--- START OF DATASET CONTENT ---
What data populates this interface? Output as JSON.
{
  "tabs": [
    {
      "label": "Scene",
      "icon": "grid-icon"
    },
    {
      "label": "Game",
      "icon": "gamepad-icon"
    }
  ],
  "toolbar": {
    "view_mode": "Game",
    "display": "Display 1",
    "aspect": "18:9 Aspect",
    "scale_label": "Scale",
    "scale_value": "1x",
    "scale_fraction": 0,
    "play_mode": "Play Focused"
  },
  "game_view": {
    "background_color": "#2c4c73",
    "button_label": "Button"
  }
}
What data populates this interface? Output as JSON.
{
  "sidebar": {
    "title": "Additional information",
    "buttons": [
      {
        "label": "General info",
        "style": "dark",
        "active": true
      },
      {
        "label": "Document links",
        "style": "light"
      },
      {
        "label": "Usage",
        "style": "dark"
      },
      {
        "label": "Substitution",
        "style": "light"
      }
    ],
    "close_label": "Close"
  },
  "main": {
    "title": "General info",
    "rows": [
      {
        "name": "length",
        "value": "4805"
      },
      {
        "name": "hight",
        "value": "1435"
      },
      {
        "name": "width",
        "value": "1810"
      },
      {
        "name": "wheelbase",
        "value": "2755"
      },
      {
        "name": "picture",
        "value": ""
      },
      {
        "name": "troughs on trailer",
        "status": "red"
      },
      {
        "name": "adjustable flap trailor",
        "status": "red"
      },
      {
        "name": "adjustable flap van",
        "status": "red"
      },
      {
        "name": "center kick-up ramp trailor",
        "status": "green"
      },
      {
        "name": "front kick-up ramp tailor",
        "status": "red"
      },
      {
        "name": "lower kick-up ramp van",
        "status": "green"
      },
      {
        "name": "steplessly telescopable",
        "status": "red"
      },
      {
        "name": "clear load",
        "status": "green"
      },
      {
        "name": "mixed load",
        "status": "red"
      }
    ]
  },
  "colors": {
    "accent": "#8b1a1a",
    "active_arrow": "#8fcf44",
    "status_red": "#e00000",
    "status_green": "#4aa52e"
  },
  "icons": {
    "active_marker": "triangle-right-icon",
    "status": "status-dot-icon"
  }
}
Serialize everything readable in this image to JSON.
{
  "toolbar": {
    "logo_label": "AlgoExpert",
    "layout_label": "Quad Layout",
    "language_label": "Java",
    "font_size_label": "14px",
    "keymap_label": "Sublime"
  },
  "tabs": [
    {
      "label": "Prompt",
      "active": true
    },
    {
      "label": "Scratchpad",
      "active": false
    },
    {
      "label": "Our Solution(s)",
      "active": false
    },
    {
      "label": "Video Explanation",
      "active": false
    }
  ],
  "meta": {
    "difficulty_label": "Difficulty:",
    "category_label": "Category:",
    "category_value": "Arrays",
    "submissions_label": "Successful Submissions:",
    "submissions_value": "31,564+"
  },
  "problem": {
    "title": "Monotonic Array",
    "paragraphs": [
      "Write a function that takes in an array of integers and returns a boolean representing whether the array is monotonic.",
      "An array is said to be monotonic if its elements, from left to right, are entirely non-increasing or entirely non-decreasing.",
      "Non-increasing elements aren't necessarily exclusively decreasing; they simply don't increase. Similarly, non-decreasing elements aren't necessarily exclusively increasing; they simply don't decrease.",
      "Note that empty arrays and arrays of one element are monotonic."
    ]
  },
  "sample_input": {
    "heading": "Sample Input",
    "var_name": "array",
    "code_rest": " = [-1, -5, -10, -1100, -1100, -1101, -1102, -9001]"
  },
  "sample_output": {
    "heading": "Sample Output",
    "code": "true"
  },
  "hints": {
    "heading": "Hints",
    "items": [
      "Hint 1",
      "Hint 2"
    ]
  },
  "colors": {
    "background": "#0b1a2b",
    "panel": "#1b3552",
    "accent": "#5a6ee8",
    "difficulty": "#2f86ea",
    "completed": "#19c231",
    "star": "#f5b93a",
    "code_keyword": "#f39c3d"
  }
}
--- END OF DATASET CONTENT ---
DO THIS: What count of lines in the listing contain the word "trailor"? Reply with the number only.

TASK OUTPUT: 2